Give the count of lines that include the string "City". Add nothing to it.

────────────────────

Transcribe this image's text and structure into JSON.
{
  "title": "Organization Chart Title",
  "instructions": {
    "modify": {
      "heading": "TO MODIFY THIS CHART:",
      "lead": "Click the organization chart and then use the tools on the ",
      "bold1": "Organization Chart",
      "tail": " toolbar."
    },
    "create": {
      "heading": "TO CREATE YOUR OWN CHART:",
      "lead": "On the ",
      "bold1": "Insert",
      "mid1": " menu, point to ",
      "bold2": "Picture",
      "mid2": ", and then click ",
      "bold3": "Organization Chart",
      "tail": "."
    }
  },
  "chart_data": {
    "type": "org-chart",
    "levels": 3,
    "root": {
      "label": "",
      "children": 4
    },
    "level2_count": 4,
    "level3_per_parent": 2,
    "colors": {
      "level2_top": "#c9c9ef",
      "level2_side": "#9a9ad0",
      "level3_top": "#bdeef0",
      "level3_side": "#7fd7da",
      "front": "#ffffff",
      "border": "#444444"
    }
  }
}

────────────────────

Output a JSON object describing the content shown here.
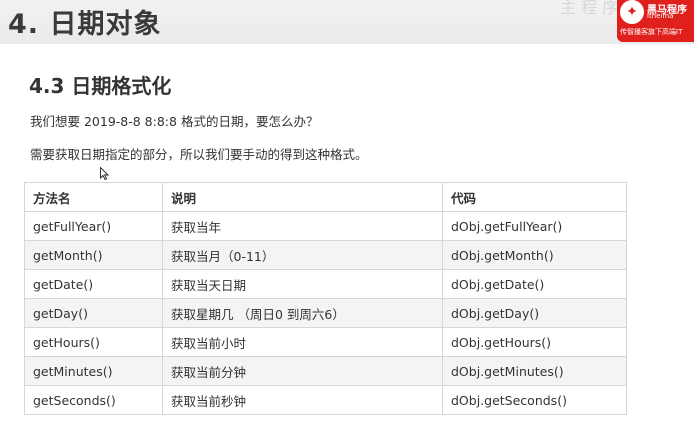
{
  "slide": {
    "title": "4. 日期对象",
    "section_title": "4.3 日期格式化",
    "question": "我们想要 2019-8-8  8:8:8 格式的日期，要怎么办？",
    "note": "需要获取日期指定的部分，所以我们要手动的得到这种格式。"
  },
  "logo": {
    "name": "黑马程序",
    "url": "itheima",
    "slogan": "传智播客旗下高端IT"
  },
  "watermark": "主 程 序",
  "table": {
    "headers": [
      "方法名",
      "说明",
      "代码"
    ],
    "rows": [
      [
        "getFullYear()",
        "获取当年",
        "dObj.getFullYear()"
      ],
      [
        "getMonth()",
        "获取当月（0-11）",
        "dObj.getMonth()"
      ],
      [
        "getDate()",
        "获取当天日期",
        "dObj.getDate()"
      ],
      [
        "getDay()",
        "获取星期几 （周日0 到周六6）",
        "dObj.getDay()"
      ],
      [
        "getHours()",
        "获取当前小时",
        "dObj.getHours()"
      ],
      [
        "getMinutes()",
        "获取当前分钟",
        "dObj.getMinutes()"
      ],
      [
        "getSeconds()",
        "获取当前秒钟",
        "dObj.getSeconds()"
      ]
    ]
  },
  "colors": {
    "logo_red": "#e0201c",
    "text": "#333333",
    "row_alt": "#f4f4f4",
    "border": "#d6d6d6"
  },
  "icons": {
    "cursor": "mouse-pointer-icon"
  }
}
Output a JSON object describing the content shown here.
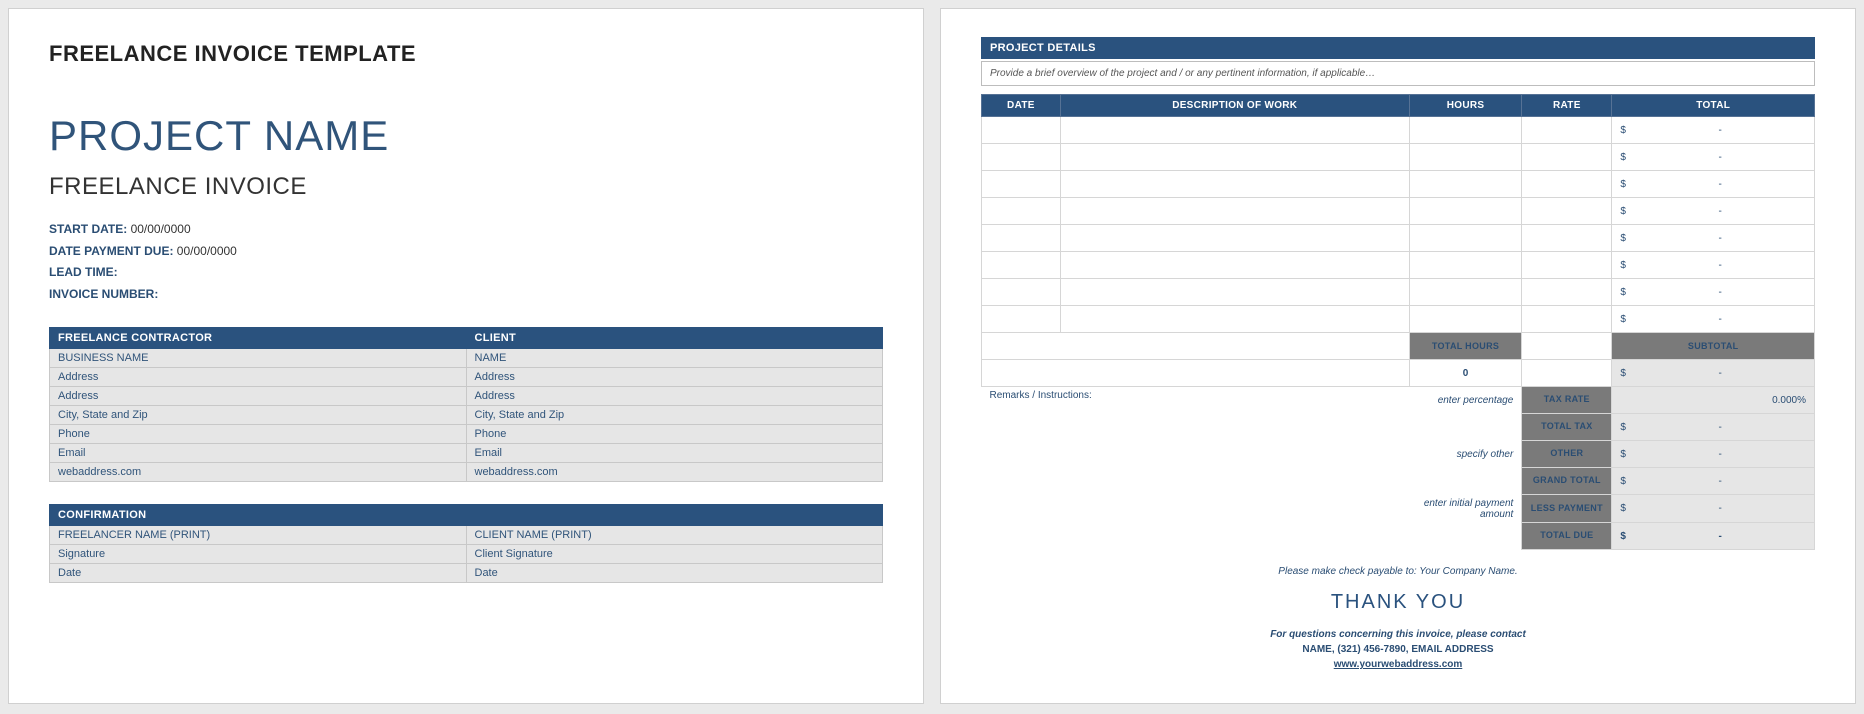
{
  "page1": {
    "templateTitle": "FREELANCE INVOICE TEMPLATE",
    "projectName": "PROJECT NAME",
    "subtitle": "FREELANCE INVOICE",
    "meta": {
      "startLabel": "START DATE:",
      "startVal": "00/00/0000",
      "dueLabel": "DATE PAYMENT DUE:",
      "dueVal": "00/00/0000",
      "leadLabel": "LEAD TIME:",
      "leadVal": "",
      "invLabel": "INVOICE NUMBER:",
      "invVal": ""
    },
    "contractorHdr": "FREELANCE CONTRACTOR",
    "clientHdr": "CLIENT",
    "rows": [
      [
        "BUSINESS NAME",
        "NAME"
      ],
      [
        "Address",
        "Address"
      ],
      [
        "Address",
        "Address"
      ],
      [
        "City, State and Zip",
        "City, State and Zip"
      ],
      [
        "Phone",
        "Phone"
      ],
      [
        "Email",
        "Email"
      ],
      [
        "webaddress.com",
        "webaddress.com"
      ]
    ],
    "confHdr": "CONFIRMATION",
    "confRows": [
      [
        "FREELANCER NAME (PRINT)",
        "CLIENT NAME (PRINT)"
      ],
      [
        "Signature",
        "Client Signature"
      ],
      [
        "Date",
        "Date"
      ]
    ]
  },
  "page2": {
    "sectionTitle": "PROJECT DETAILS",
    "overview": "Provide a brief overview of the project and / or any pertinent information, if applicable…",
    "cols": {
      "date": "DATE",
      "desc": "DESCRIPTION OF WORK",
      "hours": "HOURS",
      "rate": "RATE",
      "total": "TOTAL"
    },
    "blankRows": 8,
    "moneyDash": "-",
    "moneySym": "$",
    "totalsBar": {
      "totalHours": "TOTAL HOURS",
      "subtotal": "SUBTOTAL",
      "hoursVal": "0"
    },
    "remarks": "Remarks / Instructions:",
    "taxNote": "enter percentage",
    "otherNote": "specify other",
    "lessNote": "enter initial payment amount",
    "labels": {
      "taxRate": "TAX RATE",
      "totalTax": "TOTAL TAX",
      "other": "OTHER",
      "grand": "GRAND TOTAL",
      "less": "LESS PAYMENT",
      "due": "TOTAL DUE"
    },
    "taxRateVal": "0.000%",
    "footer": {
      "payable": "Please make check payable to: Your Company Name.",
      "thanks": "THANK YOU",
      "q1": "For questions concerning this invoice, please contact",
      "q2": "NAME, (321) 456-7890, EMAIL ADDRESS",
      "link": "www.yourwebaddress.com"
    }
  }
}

────────────────────

- ANSWER FOR THE TASK:
2